START DATA FOR PROCESSING
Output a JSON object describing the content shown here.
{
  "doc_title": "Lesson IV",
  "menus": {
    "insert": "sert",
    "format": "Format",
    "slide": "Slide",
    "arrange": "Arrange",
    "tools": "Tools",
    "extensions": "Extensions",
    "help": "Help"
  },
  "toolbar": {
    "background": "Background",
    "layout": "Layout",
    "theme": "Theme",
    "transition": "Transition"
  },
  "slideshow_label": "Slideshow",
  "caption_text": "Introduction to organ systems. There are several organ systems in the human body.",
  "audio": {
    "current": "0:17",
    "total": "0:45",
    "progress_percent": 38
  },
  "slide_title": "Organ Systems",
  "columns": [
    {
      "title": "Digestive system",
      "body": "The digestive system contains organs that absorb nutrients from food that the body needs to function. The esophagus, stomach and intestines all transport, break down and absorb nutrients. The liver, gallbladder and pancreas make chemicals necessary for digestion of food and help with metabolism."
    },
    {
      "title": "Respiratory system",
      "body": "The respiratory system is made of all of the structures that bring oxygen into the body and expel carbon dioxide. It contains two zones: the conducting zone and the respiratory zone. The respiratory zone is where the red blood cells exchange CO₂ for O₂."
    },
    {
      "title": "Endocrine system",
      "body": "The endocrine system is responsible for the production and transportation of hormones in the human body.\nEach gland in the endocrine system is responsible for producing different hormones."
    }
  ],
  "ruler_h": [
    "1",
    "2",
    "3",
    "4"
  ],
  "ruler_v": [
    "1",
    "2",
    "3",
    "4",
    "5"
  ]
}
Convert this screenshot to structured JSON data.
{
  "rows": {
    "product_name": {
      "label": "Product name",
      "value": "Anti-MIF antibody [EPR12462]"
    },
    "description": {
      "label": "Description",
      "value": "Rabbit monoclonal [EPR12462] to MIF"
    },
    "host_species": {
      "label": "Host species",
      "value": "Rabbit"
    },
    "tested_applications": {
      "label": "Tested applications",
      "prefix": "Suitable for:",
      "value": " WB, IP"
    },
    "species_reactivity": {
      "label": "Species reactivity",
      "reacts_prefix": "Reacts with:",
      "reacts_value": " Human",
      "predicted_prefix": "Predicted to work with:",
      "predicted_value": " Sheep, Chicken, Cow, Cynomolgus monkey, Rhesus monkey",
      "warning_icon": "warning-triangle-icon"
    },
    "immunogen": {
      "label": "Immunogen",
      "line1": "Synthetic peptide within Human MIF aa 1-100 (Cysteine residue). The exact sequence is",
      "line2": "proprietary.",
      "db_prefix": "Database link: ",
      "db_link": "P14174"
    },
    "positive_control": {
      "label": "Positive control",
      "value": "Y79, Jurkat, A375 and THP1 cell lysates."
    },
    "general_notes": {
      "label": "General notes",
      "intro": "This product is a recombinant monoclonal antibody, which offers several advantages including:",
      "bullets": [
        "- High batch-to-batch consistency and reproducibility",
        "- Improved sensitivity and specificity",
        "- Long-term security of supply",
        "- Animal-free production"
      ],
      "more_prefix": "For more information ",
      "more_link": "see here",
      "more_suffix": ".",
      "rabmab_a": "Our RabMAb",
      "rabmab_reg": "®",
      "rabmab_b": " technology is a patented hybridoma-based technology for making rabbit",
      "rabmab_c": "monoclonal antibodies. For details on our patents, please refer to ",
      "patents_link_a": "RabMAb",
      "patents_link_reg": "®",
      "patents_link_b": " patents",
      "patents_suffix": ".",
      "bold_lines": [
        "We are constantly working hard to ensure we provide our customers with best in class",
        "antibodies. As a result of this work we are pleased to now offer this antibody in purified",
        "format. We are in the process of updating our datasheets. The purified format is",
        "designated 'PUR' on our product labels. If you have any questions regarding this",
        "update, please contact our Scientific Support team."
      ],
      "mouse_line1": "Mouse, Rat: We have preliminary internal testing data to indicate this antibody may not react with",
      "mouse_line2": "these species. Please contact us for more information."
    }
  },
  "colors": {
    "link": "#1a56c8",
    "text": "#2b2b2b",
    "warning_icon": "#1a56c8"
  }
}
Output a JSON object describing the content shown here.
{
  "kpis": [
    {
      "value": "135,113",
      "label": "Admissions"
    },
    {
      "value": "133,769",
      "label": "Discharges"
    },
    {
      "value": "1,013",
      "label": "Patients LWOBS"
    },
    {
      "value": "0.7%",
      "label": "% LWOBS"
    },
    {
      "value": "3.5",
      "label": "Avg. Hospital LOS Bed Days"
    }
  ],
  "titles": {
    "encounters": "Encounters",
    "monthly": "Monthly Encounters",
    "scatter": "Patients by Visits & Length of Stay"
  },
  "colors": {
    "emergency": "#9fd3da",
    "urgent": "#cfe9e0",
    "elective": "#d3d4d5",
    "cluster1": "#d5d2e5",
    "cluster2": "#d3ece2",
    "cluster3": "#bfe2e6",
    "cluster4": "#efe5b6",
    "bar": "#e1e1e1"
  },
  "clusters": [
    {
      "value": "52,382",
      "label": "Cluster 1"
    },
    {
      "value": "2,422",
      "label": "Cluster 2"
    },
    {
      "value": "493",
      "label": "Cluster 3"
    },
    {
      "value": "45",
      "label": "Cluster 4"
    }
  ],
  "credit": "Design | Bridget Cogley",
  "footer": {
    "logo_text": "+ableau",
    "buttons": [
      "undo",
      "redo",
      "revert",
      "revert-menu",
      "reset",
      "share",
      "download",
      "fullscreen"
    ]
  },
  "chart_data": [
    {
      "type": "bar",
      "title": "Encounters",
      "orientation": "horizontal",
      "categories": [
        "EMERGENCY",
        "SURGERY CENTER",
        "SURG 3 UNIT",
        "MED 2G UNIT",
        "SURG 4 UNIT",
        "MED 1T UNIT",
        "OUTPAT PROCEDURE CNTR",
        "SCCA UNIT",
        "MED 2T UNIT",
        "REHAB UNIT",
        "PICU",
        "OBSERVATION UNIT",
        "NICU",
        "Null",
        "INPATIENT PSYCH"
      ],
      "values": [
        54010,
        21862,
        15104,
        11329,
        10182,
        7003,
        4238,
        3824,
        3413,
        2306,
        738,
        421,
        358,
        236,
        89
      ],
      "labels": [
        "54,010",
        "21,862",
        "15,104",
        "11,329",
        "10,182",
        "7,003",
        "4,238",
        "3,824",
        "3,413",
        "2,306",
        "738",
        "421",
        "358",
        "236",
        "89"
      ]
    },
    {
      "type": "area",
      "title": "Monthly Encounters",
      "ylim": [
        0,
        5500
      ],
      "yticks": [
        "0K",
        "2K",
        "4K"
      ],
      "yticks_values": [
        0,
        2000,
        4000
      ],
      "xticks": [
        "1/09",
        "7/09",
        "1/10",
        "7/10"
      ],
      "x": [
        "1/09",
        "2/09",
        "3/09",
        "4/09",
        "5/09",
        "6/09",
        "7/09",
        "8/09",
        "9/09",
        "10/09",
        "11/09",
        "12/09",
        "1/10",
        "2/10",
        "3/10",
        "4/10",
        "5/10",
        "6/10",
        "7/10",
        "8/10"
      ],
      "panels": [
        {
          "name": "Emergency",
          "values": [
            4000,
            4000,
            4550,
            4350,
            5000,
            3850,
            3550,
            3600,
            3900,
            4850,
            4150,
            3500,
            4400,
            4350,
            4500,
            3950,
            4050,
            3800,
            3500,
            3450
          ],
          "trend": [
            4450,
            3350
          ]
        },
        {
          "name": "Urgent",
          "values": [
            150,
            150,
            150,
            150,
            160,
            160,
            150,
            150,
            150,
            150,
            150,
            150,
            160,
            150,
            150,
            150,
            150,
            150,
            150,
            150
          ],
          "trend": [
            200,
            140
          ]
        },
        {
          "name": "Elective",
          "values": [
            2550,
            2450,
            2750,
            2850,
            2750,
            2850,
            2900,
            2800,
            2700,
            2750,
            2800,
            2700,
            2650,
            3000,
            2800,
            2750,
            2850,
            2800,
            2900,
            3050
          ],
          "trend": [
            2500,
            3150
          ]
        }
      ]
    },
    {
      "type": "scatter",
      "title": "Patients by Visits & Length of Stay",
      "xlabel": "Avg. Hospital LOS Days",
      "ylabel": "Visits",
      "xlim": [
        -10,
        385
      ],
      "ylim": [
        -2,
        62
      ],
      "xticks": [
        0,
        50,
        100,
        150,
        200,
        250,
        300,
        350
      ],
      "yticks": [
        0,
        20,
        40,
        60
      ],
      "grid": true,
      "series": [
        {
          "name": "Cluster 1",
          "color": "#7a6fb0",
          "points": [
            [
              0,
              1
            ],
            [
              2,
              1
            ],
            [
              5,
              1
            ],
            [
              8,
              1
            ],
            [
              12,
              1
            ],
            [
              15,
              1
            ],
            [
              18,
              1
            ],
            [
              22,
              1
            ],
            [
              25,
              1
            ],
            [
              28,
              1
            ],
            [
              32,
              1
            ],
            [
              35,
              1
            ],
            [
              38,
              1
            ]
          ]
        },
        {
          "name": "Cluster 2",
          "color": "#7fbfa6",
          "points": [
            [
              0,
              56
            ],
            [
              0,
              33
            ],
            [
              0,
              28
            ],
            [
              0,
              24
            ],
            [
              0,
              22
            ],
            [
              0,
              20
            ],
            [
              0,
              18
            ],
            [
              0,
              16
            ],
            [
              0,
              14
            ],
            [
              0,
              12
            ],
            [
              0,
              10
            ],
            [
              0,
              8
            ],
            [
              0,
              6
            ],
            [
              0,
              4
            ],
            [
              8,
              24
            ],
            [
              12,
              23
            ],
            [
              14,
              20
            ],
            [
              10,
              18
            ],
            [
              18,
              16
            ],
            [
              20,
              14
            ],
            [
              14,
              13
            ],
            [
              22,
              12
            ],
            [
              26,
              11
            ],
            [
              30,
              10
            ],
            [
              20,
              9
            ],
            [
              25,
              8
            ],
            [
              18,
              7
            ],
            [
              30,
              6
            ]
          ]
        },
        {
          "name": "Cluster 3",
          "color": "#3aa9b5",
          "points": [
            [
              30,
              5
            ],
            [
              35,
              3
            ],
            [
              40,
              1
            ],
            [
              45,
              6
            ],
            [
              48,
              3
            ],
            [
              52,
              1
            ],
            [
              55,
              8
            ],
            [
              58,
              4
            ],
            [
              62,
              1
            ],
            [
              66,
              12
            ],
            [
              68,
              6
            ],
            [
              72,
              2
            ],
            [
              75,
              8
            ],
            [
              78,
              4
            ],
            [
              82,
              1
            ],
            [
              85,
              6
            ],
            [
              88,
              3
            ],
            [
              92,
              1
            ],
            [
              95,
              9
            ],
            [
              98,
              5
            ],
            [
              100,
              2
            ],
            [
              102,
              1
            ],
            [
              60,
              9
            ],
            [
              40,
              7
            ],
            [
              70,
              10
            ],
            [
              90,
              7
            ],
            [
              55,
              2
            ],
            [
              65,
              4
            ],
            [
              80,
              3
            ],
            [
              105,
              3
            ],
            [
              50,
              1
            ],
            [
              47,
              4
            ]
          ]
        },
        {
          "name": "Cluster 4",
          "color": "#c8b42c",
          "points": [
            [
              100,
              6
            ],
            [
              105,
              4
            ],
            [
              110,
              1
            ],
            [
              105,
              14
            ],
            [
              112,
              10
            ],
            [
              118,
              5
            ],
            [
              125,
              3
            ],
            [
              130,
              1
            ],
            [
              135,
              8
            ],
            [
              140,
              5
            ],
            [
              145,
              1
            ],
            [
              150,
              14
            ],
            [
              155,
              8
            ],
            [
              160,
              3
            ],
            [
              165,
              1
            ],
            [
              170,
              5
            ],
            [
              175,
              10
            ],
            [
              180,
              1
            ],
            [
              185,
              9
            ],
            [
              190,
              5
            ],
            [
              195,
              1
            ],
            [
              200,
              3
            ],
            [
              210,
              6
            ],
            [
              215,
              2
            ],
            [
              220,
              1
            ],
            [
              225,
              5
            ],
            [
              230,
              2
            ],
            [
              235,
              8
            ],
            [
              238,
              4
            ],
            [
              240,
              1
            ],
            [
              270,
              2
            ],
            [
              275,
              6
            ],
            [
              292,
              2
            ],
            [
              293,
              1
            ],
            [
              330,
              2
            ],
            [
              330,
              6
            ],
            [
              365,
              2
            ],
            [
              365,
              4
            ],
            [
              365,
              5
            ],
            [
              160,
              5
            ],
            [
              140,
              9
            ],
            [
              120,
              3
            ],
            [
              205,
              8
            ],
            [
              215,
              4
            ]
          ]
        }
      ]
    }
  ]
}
END DATA FOR PROCESSING
### DIRECTIONS:
Scan the entries above for the string "production" and copy each line containing it.

### SOLVED PROBLEM:
      "body": "The endocrine system is responsible for the production and transportation of hormones in the human body.\nEach gland in the endocrine system is responsible for producing different hormones."
        "- Animal-free production"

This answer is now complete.